## Input
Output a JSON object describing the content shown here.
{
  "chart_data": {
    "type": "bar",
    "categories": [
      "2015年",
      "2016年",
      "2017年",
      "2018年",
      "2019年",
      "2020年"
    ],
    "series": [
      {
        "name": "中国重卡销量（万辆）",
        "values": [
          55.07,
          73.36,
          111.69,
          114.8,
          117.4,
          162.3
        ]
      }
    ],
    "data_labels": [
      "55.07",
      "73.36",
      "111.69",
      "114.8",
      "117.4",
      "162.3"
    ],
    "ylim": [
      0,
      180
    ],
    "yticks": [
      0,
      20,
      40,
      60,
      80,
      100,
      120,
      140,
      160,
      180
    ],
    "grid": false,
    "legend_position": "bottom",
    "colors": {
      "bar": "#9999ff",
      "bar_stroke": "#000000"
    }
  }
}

## Required task
All of the material must be reproduced exactly.

## Exercise solution
Output a JSON object describing the content shown here.
{
  "chart_data": {
    "type": "bar",
    "categories": [
      "2015年",
      "2016年",
      "2017年",
      "2018年",
      "2019年",
      "2020年"
    ],
    "series": [
      {
        "name": "中国重卡销量（万辆）",
        "values": [
          55.07,
          73.36,
          111.69,
          114.8,
          117.4,
          162.3
        ]
      }
    ],
    "data_labels": [
      "55.07",
      "73.36",
      "111.69",
      "114.8",
      "117.4",
      "162.3"
    ],
    "ylim": [
      0,
      180
    ],
    "yticks": [
      0,
      20,
      40,
      60,
      80,
      100,
      120,
      140,
      160,
      180
    ],
    "grid": false,
    "legend_position": "bottom",
    "colors": {
      "bar": "#9999ff",
      "bar_stroke": "#000000"
    }
  }
}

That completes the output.